### WHAT THIS TASK INVOLVES:
Retype the part of the liver diagnostic evaluation text between "Diagnostic evaluation emphasizes" and "for related background.", inclusive.

Diagnostic evaluation emphasizes rapid etiologic assessment and organ support: - Initial labs: liver enzymes (AST, ALT), bilirubin, INR, albumin, creatinine, electrolytes, and renal function. - Specific etiologies: acetaminophen level when overdose is suspected; serologies for viral hepatitis; autoimmune markers; ferritin and transferrin saturation; ceruloplasmin for suspected Wilson disease. - Imaging: abdominal ultrasound with Doppler to assess hepatic vasculature and biliary tree; cross-sectional imaging as indicated. - Exclusion of biliary obstruction and other reversible causes is essential, and management often proceeds in parallel with diagnostic testing.

See jaundice, coagulopathy, hepatic encephalopathy, ultrasound (with Doppler), and liver for related background.

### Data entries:
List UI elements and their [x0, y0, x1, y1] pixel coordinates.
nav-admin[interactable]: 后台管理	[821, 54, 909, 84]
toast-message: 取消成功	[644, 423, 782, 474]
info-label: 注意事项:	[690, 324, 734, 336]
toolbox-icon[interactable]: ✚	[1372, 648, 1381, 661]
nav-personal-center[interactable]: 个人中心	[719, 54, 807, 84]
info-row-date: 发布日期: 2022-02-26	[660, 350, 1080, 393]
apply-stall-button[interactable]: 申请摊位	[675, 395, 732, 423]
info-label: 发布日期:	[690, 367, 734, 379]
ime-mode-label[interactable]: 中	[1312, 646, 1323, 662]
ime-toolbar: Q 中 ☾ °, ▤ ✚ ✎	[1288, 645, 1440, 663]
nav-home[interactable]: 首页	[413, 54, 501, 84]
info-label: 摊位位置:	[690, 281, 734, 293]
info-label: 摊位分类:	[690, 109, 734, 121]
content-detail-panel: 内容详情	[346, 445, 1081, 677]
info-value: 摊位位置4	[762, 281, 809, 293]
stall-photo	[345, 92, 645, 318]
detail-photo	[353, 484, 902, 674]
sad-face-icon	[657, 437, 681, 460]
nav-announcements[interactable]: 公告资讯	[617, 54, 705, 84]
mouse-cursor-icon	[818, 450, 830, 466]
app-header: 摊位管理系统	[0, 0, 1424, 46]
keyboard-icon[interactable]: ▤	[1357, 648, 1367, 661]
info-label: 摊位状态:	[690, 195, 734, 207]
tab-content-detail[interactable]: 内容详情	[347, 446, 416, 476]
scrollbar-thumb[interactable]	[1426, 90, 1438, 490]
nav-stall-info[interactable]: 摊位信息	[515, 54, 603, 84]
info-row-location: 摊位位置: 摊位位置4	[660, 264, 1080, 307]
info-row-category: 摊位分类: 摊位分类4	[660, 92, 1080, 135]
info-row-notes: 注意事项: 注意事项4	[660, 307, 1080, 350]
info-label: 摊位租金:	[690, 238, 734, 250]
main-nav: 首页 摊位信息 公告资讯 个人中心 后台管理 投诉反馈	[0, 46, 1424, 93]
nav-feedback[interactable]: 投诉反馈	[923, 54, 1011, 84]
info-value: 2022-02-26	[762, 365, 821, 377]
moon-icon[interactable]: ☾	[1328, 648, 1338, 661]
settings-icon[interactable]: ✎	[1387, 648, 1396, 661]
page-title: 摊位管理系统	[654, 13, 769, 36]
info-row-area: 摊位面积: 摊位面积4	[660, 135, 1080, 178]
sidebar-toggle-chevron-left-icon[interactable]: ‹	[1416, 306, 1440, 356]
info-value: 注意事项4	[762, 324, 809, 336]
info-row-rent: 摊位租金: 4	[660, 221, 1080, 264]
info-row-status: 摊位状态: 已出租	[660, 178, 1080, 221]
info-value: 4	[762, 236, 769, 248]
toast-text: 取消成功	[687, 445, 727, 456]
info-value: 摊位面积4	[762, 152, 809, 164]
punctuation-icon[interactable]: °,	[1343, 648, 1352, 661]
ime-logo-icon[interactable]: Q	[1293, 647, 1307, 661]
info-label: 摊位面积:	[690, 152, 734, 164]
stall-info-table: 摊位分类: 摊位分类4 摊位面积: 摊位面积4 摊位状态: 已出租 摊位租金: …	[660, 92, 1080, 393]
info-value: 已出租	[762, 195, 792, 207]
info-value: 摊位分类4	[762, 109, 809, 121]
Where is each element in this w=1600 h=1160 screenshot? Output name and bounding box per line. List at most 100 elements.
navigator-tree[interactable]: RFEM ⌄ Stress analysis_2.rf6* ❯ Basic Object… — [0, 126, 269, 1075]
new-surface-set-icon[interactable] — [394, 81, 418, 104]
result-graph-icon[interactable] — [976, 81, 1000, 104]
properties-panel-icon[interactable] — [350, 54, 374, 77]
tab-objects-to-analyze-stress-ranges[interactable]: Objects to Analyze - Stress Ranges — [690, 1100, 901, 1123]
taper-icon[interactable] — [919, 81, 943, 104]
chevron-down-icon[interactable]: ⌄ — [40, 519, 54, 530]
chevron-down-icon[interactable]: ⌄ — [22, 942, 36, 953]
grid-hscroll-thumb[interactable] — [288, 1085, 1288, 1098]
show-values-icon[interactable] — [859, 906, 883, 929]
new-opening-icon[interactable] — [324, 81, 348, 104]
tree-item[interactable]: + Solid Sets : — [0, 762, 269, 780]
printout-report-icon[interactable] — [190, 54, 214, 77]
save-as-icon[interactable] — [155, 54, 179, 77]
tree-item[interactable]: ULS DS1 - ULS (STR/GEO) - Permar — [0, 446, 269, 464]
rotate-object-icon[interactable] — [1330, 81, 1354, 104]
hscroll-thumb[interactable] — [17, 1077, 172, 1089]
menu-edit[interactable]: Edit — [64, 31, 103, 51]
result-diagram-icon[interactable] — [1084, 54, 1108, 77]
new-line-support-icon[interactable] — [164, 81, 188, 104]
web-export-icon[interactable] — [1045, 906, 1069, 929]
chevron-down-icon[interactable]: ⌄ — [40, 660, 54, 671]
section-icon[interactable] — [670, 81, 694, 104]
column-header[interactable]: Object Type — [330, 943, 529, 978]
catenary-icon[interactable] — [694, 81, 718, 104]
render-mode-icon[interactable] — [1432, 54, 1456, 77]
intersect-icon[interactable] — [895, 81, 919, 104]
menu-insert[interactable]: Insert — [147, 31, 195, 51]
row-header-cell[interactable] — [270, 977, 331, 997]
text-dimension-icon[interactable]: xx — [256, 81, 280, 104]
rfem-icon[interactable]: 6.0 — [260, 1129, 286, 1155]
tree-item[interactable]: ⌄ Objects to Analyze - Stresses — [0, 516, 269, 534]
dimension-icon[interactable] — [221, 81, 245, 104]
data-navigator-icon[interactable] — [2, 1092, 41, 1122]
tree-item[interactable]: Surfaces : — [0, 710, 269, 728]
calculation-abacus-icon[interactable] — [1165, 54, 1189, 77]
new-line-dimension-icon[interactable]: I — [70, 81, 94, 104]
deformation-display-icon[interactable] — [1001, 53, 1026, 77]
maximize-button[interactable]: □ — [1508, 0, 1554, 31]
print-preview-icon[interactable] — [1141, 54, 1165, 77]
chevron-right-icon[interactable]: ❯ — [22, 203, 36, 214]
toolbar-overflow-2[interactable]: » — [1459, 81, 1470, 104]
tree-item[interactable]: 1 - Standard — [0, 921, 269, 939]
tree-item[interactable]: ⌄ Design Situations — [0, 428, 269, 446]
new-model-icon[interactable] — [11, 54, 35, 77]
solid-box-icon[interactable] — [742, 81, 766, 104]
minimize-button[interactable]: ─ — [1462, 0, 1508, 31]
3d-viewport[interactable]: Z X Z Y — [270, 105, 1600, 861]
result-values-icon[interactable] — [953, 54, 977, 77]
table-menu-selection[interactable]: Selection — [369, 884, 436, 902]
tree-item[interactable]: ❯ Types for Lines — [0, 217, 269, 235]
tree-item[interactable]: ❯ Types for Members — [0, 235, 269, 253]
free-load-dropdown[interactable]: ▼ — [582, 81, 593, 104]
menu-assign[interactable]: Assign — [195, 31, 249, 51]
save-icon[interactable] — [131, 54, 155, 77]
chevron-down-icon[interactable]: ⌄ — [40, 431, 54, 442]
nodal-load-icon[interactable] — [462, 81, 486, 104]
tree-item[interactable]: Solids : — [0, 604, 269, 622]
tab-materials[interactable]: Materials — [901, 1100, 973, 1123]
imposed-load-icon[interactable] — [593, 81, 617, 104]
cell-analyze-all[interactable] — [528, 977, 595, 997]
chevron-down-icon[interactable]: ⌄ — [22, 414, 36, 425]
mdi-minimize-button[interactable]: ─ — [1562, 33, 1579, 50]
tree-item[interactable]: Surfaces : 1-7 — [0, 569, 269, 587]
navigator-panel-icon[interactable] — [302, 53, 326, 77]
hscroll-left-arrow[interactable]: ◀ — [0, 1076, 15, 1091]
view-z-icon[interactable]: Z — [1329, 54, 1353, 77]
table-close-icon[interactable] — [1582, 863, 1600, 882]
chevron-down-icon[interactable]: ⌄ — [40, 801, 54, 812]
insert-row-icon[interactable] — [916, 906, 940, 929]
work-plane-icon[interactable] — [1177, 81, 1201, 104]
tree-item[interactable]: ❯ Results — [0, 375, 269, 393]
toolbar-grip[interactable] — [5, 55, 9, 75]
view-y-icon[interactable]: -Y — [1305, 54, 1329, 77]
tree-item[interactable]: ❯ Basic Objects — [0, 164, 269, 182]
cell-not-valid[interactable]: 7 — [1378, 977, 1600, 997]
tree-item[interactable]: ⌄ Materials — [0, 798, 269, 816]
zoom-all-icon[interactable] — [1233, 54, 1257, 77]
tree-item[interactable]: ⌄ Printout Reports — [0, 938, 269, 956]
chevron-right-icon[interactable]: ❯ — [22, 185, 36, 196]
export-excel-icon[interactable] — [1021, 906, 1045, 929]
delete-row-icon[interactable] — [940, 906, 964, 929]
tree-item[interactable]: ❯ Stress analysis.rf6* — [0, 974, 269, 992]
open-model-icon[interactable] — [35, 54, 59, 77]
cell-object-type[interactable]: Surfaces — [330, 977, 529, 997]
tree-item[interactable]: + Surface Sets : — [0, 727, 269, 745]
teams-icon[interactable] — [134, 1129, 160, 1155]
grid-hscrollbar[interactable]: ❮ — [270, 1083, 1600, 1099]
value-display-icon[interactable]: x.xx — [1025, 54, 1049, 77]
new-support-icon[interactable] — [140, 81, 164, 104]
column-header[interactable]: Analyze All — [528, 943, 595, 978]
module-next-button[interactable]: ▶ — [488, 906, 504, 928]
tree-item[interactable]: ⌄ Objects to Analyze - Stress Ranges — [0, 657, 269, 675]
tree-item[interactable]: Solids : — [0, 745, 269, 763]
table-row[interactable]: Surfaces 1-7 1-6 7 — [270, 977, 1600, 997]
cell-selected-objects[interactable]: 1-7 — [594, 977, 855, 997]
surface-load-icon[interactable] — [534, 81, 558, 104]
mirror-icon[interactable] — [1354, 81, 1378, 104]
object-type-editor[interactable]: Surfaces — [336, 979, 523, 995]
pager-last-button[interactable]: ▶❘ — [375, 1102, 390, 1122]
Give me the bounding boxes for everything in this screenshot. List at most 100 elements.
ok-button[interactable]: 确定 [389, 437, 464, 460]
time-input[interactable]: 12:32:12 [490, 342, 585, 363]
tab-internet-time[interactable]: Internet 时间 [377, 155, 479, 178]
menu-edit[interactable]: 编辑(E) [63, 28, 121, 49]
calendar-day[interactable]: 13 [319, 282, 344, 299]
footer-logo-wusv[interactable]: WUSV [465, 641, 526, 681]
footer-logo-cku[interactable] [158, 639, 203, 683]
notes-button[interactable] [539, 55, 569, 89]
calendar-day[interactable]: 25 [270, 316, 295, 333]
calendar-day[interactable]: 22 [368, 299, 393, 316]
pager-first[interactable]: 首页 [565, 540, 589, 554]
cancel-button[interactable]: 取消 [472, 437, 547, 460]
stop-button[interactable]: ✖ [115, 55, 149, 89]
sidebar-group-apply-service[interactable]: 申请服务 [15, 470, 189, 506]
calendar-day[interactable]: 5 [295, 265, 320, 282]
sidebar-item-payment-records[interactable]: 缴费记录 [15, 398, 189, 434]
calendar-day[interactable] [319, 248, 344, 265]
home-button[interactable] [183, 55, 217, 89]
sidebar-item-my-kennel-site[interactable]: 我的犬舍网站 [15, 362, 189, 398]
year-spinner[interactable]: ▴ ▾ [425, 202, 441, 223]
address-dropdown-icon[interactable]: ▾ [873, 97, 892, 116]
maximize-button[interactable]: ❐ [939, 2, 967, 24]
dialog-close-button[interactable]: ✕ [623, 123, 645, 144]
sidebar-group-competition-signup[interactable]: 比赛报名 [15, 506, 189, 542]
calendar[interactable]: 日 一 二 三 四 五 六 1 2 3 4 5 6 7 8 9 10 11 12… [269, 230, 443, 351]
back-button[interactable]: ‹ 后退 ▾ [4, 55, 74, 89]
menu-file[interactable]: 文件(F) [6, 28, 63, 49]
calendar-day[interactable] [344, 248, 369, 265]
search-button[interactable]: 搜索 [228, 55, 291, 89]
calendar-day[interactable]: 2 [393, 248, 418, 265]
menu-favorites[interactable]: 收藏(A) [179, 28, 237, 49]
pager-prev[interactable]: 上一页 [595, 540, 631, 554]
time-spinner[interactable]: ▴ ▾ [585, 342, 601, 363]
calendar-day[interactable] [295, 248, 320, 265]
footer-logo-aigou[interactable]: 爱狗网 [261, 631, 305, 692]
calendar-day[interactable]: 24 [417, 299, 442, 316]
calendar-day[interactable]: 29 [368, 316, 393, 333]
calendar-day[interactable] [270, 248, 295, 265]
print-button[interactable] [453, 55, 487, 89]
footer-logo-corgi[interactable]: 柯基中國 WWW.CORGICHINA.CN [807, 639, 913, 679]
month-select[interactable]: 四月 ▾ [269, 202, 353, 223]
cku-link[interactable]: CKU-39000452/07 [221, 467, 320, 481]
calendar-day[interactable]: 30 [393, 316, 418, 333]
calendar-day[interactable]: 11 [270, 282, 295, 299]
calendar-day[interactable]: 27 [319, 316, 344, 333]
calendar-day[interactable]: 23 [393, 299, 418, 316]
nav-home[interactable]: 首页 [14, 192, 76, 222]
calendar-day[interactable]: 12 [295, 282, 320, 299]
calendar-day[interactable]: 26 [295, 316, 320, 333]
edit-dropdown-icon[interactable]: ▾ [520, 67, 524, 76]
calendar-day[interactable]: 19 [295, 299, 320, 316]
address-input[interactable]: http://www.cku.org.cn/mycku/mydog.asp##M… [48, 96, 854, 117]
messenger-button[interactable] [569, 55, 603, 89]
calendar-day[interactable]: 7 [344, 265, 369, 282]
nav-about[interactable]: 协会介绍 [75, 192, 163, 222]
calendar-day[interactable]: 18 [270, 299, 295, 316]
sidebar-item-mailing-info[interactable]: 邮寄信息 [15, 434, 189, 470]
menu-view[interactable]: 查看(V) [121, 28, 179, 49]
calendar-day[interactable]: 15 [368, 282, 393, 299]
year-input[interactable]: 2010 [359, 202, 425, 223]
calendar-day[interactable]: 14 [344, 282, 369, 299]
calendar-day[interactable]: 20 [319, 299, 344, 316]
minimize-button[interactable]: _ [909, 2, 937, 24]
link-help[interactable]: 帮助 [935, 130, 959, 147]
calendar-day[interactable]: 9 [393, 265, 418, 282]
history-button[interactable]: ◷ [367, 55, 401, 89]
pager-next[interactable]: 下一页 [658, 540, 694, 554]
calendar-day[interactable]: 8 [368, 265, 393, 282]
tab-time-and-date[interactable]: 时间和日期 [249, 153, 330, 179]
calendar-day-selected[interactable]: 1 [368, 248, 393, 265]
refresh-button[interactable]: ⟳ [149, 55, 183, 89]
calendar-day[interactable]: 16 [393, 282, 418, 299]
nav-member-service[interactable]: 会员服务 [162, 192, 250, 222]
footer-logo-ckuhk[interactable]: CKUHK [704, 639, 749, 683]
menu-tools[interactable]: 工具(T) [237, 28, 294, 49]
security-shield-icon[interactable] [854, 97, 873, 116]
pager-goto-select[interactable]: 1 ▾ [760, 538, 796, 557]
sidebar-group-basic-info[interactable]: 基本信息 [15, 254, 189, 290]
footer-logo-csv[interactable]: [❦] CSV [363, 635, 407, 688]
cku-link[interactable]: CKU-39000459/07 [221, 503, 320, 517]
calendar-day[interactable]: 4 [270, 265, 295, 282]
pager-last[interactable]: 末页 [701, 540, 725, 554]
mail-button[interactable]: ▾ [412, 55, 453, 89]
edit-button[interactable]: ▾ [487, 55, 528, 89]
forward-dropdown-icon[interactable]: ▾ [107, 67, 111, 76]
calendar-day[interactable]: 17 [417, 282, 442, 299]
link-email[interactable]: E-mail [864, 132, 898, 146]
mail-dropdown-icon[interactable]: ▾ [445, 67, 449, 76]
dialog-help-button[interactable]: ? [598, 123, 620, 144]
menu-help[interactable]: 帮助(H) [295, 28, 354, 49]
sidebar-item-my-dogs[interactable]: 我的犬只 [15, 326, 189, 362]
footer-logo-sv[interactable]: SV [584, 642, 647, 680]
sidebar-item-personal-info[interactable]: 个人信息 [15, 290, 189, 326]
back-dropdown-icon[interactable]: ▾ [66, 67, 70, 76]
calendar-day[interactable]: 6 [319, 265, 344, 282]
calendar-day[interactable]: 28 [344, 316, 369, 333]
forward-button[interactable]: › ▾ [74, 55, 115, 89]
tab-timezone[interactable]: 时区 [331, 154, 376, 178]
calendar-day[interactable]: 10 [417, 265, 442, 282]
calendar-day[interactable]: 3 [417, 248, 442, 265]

### WRITTEN RESPONSE:
Diagnostic evaluation emphasizes rapid etiologic assessment and organ support: - Initial labs: liver enzymes (AST, ALT), bilirubin, INR, albumin, creatinine, electrolytes, and renal function. - Specific etiologies: acetaminophen level when overdose is suspected; serologies for viral hepatitis; autoimmune markers; ferritin and transferrin saturation; ceruloplasmin for suspected Wilson disease. - Imaging: abdominal ultrasound with Doppler to assess hepatic vasculature and biliary tree; cross-sectional imaging as indicated. - Exclusion of biliary obstruction and other reversible causes is essential, and management often proceeds in parallel with diagnostic testing.

See jaundice, coagulopathy, hepatic encephalopathy, ultrasound (with Doppler), and liver for related background.